From the listing that follows, output everything exactly except the pictures.

──────── RECORDED DATA ────────

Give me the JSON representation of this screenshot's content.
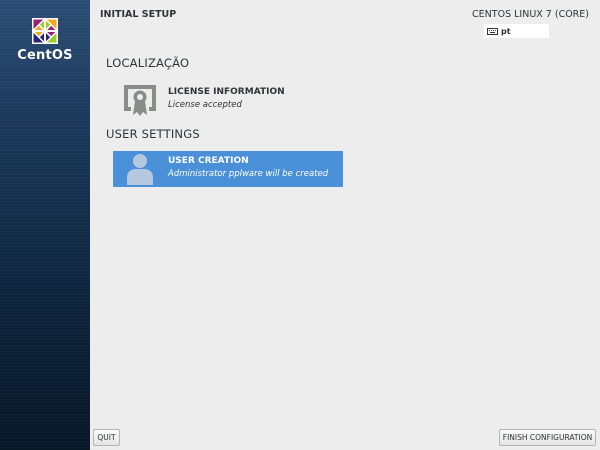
{
  "sidebar": {
    "logo_text": "CentOS"
  },
  "header": {
    "title": "INITIAL SETUP",
    "product": "CENTOS LINUX 7 (CORE)",
    "keyboard_layout": "pt"
  },
  "sections": [
    {
      "title": "LOCALIZAÇÃO",
      "spokes": [
        {
          "name": "LICENSE INFORMATION",
          "status": "License accepted",
          "icon": "license-certificate-icon"
        }
      ]
    },
    {
      "title": "USER SETTINGS",
      "spokes": [
        {
          "name": "USER CREATION",
          "status": "Administrator pplware will be created",
          "icon": "user-icon",
          "selected": true
        }
      ]
    }
  ],
  "buttons": {
    "quit": "QUIT",
    "finish": "FINISH CONFIGURATION"
  },
  "colors": {
    "sidebar": "#1c3a5c",
    "background": "#ededed",
    "selected": "#4a90d9"
  }
}
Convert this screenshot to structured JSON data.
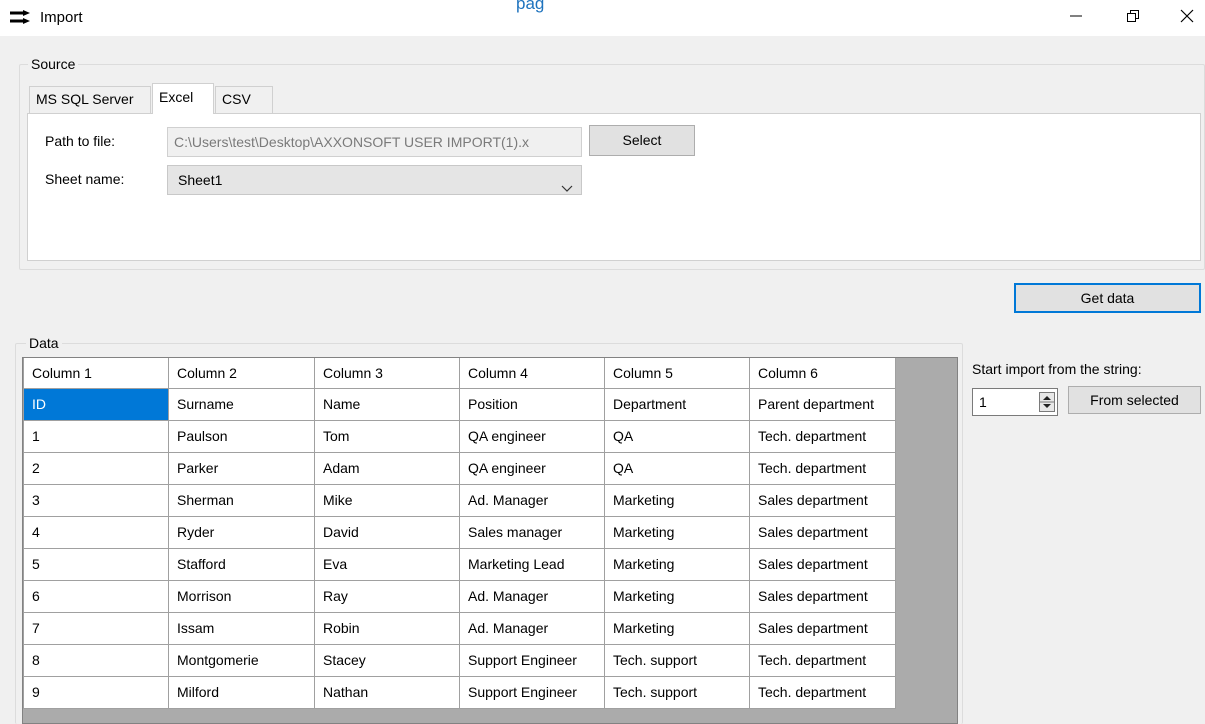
{
  "window": {
    "title": "Import",
    "top_link_fragment": "pag"
  },
  "source": {
    "group_label": "Source",
    "tabs": [
      "MS SQL Server",
      "Excel",
      "CSV"
    ],
    "active_tab": "Excel",
    "path_label": "Path to file:",
    "path_value": "C:\\Users\\test\\Desktop\\AXXONSOFT USER IMPORT(1).x",
    "select_button": "Select",
    "sheet_label": "Sheet name:",
    "sheet_value": "Sheet1"
  },
  "get_data_button": "Get data",
  "data": {
    "group_label": "Data",
    "columns": [
      "Column 1",
      "Column 2",
      "Column 3",
      "Column 4",
      "Column 5",
      "Column 6"
    ],
    "rows": [
      [
        "ID",
        "Surname",
        "Name",
        "Position",
        "Department",
        "Parent department"
      ],
      [
        "1",
        "Paulson",
        "Tom",
        "QA engineer",
        "QA",
        "Tech. department"
      ],
      [
        "2",
        "Parker",
        "Adam",
        "QA engineer",
        "QA",
        "Tech. department"
      ],
      [
        "3",
        "Sherman",
        "Mike",
        "Ad. Manager",
        "Marketing",
        "Sales department"
      ],
      [
        "4",
        "Ryder",
        "David",
        "Sales manager",
        "Marketing",
        "Sales department"
      ],
      [
        "5",
        "Stafford",
        "Eva",
        "Marketing Lead",
        "Marketing",
        "Sales department"
      ],
      [
        "6",
        "Morrison",
        "Ray",
        "Ad. Manager",
        "Marketing",
        "Sales department"
      ],
      [
        "7",
        "Issam",
        "Robin",
        "Ad. Manager",
        "Marketing",
        "Sales department"
      ],
      [
        "8",
        "Montgomerie",
        "Stacey",
        "Support Engineer",
        "Tech. support",
        "Tech. department"
      ],
      [
        "9",
        "Milford",
        "Nathan",
        "Support Engineer",
        "Tech. support",
        "Tech. department"
      ]
    ]
  },
  "start_import": {
    "label": "Start import from the string:",
    "value": "1",
    "from_selected_button": "From selected"
  },
  "colors": {
    "selection": "#0078d7",
    "grid_background": "#ababab",
    "link": "#1e73be"
  },
  "icons": [
    "import-arrows-icon",
    "minimize-icon",
    "restore-icon",
    "close-icon",
    "chevron-down-icon",
    "spin-arrows-icon"
  ]
}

────────

** RESULT OF THIS EXERCISE **
Give me the JSON representation of this screenshot's content.
{
  "sidebar": {
    "logo_text": "CentOS"
  },
  "header": {
    "title": "INITIAL SETUP",
    "product": "CENTOS LINUX 7 (CORE)",
    "keyboard_layout": "pt"
  },
  "sections": [
    {
      "title": "LOCALIZAÇÃO",
      "spokes": [
        {
          "name": "LICENSE INFORMATION",
          "status": "License accepted",
          "icon": "license-certificate-icon"
        }
      ]
    },
    {
      "title": "USER SETTINGS",
      "spokes": [
        {
          "name": "USER CREATION",
          "status": "Administrator pplware will be created",
          "icon": "user-icon",
          "selected": true
        }
      ]
    }
  ],
  "buttons": {
    "quit": "QUIT",
    "finish": "FINISH CONFIGURATION"
  },
  "colors": {
    "sidebar": "#1c3a5c",
    "background": "#ededed",
    "selected": "#4a90d9"
  }
}
Convert this screenshot to structured JSON data.
{
  "window": {
    "title": "Import",
    "top_link_fragment": "pag"
  },
  "source": {
    "group_label": "Source",
    "tabs": [
      "MS SQL Server",
      "Excel",
      "CSV"
    ],
    "active_tab": "Excel",
    "path_label": "Path to file:",
    "path_value": "C:\\Users\\test\\Desktop\\AXXONSOFT USER IMPORT(1).x",
    "select_button": "Select",
    "sheet_label": "Sheet name:",
    "sheet_value": "Sheet1"
  },
  "get_data_button": "Get data",
  "data": {
    "group_label": "Data",
    "columns": [
      "Column 1",
      "Column 2",
      "Column 3",
      "Column 4",
      "Column 5",
      "Column 6"
    ],
    "rows": [
      [
        "ID",
        "Surname",
        "Name",
        "Position",
        "Department",
        "Parent department"
      ],
      [
        "1",
        "Paulson",
        "Tom",
        "QA engineer",
        "QA",
        "Tech. department"
      ],
      [
        "2",
        "Parker",
        "Adam",
        "QA engineer",
        "QA",
        "Tech. department"
      ],
      [
        "3",
        "Sherman",
        "Mike",
        "Ad. Manager",
        "Marketing",
        "Sales department"
      ],
      [
        "4",
        "Ryder",
        "David",
        "Sales manager",
        "Marketing",
        "Sales department"
      ],
      [
        "5",
        "Stafford",
        "Eva",
        "Marketing Lead",
        "Marketing",
        "Sales department"
      ],
      [
        "6",
        "Morrison",
        "Ray",
        "Ad. Manager",
        "Marketing",
        "Sales department"
      ],
      [
        "7",
        "Issam",
        "Robin",
        "Ad. Manager",
        "Marketing",
        "Sales department"
      ],
      [
        "8",
        "Montgomerie",
        "Stacey",
        "Support Engineer",
        "Tech. support",
        "Tech. department"
      ],
      [
        "9",
        "Milford",
        "Nathan",
        "Support Engineer",
        "Tech. support",
        "Tech. department"
      ]
    ]
  },
  "start_import": {
    "label": "Start import from the string:",
    "value": "1",
    "from_selected_button": "From selected"
  },
  "colors": {
    "selection": "#0078d7",
    "grid_background": "#ababab",
    "link": "#1e73be"
  },
  "icons": [
    "import-arrows-icon",
    "minimize-icon",
    "restore-icon",
    "close-icon",
    "chevron-down-icon",
    "spin-arrows-icon"
  ]
}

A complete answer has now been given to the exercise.